__Challenge__
Make an exact copy of the records, with the images left out.

__Record list__
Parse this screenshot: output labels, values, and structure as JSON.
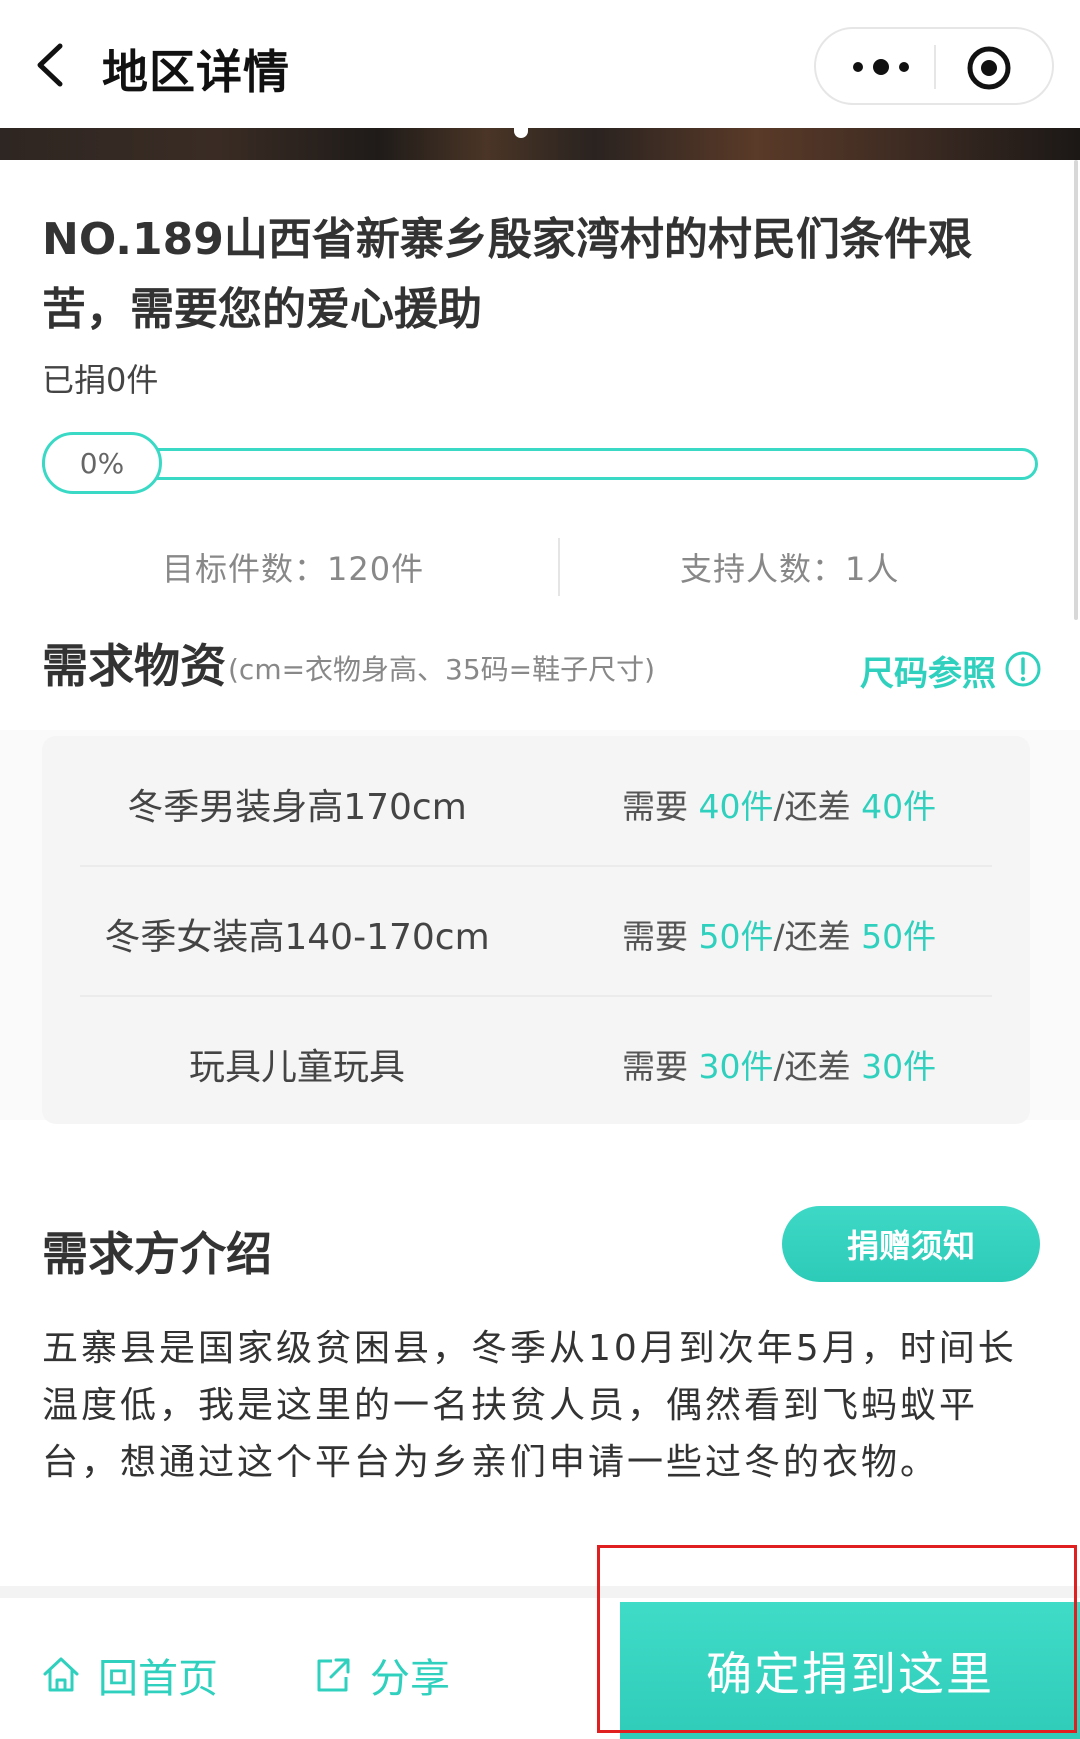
{
  "header": {
    "title": "地区详情",
    "back_icon": "chevron-left-icon",
    "more_icon": "more-dots-icon",
    "close_icon": "target-icon"
  },
  "project": {
    "title": "NO.189山西省新寨乡殷家湾村的村民们条件艰苦，需要您的爱心援助",
    "donated": "已捐0件",
    "progress_label": "0%",
    "progress_value": 0,
    "target": "目标件数：120件",
    "supporters": "支持人数：1人"
  },
  "needs": {
    "title": "需求物资",
    "note": "(cm=衣物身高、35码=鞋子尺寸)",
    "size_ref": "尺码参照",
    "items": [
      {
        "name": "冬季男装身高170cm",
        "need_prefix": "需要 ",
        "need": "40件",
        "sep": "/还差 ",
        "remain": "40件"
      },
      {
        "name": "冬季女装高140-170cm",
        "need_prefix": "需要 ",
        "need": "50件",
        "sep": "/还差 ",
        "remain": "50件"
      },
      {
        "name": "玩具儿童玩具",
        "need_prefix": "需要 ",
        "need": "30件",
        "sep": "/还差 ",
        "remain": "30件"
      }
    ]
  },
  "intro": {
    "title": "需求方介绍",
    "notice_button": "捐赠须知",
    "text": " 五寨县是国家级贫困县，冬季从10月到次年5月，时间长温度低，我是这里的一名扶贫人员，偶然看到飞蚂蚁平台，想通过这个平台为乡亲们申请一些过冬的衣物。"
  },
  "bottom_bar": {
    "home_label": "回首页",
    "share_label": "分享",
    "confirm_label": "确定捐到这里"
  },
  "colors": {
    "accent": "#2fd0bd",
    "highlight": "#e02020"
  }
}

__Answer for this exercise__
Parse this screenshot: output labels, values, and structure as JSON.
{
  "header": {
    "title": "地区详情",
    "back_icon": "chevron-left-icon",
    "more_icon": "more-dots-icon",
    "close_icon": "target-icon"
  },
  "project": {
    "title": "NO.189山西省新寨乡殷家湾村的村民们条件艰苦，需要您的爱心援助",
    "donated": "已捐0件",
    "progress_label": "0%",
    "progress_value": 0,
    "target": "目标件数：120件",
    "supporters": "支持人数：1人"
  },
  "needs": {
    "title": "需求物资",
    "note": "(cm=衣物身高、35码=鞋子尺寸)",
    "size_ref": "尺码参照",
    "items": [
      {
        "name": "冬季男装身高170cm",
        "need_prefix": "需要 ",
        "need": "40件",
        "sep": "/还差 ",
        "remain": "40件"
      },
      {
        "name": "冬季女装高140-170cm",
        "need_prefix": "需要 ",
        "need": "50件",
        "sep": "/还差 ",
        "remain": "50件"
      },
      {
        "name": "玩具儿童玩具",
        "need_prefix": "需要 ",
        "need": "30件",
        "sep": "/还差 ",
        "remain": "30件"
      }
    ]
  },
  "intro": {
    "title": "需求方介绍",
    "notice_button": "捐赠须知",
    "text": " 五寨县是国家级贫困县，冬季从10月到次年5月，时间长温度低，我是这里的一名扶贫人员，偶然看到飞蚂蚁平台，想通过这个平台为乡亲们申请一些过冬的衣物。"
  },
  "bottom_bar": {
    "home_label": "回首页",
    "share_label": "分享",
    "confirm_label": "确定捐到这里"
  },
  "colors": {
    "accent": "#2fd0bd",
    "highlight": "#e02020"
  }
}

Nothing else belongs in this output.